*SOURCE DATA:*

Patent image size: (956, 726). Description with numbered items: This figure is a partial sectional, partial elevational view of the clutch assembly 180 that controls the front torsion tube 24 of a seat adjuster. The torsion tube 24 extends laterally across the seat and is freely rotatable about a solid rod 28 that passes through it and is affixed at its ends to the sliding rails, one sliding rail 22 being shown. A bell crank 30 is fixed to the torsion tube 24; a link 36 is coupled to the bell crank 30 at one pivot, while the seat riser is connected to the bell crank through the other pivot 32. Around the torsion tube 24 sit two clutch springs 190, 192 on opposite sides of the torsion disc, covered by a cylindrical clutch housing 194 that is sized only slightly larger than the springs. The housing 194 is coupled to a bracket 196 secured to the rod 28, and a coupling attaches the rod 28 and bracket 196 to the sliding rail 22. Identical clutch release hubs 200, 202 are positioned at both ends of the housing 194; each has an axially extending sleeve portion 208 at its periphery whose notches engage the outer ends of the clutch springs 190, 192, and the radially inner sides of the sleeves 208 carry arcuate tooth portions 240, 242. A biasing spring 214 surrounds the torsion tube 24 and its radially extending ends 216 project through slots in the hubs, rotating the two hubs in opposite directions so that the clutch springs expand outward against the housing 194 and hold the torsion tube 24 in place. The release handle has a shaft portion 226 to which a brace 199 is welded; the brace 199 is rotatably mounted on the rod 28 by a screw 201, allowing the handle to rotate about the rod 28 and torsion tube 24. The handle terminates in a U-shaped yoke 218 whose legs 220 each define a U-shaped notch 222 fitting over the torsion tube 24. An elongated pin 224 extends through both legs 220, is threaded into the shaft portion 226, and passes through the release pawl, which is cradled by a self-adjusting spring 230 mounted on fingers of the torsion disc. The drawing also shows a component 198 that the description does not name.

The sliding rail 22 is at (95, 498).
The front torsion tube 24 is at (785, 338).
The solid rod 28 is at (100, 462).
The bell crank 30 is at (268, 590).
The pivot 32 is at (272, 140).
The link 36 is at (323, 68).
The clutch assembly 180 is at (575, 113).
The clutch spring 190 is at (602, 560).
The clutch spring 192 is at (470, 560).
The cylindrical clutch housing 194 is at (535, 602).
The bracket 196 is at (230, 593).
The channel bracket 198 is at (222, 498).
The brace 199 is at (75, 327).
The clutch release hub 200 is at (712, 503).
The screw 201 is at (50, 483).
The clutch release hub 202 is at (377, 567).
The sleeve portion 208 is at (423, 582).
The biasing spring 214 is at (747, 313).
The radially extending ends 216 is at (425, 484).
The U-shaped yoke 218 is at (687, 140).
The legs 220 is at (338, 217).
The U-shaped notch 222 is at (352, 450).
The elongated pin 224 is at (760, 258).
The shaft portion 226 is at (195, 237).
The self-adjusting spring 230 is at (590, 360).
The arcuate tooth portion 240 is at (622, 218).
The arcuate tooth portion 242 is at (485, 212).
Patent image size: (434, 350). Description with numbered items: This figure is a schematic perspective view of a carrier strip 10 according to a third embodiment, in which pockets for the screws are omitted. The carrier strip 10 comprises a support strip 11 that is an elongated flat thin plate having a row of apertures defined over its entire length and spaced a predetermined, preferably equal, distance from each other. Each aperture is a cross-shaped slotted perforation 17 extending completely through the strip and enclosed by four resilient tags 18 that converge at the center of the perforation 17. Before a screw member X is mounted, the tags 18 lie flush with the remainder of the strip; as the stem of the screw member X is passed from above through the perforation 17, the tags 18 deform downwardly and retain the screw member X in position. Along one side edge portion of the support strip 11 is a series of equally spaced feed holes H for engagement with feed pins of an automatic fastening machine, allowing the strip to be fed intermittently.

*TASK DETAILS:* Output the material from its start up to and including the line containing "The sliding rail 22 is at (95, 498)." as a Markdown table with the columns Row and Text, numbering each line and omitting blank lines.

*SOLUTION FOR THIS EXERCISE:*
| Row | Text |
|---|---|
| 1 | Patent image size: (956, 726). Description with numbered items: This figure is a partial sectional, partial elevational view of the clutch assembly 180 that controls the front torsion tube 24 of a seat adjuster. The torsion tube 24 extends laterally across the seat and is freely rotatable about a solid rod 28 that passes through it and is affixed at its ends to the sliding rails, one sliding rail 22 being shown. A bell crank 30 is fixed to the torsion tube 24; a link 36 is coupled to the bell crank 30 at one pivot, while the seat riser is connected to the bell crank through the other pivot 32. Around the torsion tube 24 sit two clutch springs 190, 192 on opposite sides of the torsion disc, covered by a cylindrical clutch housing 194 that is sized only slightly larger than the springs. The housing 194 is coupled to a bracket 196 secured to the rod 28, and a coupling attaches the rod 28 and bracket 196 to the sliding rail 22. Identical clutch release hubs 200, 202 are positioned at both ends of the housing 194; each has an axially extending sleeve portion 208 at its periphery whose notches engage the outer ends of the clutch springs 190, 192, and the radially inner sides of the sleeves 208 carry arcuate tooth portions 240, 242. A biasing spring 214 surrounds the torsion tube 24 and its radially extending ends 216 project through slots in the hubs, rotating the two hubs in opposite directions so that the clutch springs expand outward against the housing 194 and hold the torsion tube 24 in place. The release handle has a shaft portion 226 to which a brace 199 is welded; the brace 199 is rotatably mounted on the rod 28 by a screw 201, allowing the handle to rotate about the rod 28 and torsion tube 24. The handle terminates in a U-shaped yoke 218 whose legs 220 each define a U-shaped notch 222 fitting over the torsion tube 24. An elongated pin 224 extends through both legs 220, is threaded into the shaft portion 226, and passes through the release pawl, which is cradled by a self-adjusting spring 230 mounted on fingers of the torsion disc. The drawing also shows a component 198 that the description does not name. |
| 2 | The sliding rail 22 is at (95, 498). |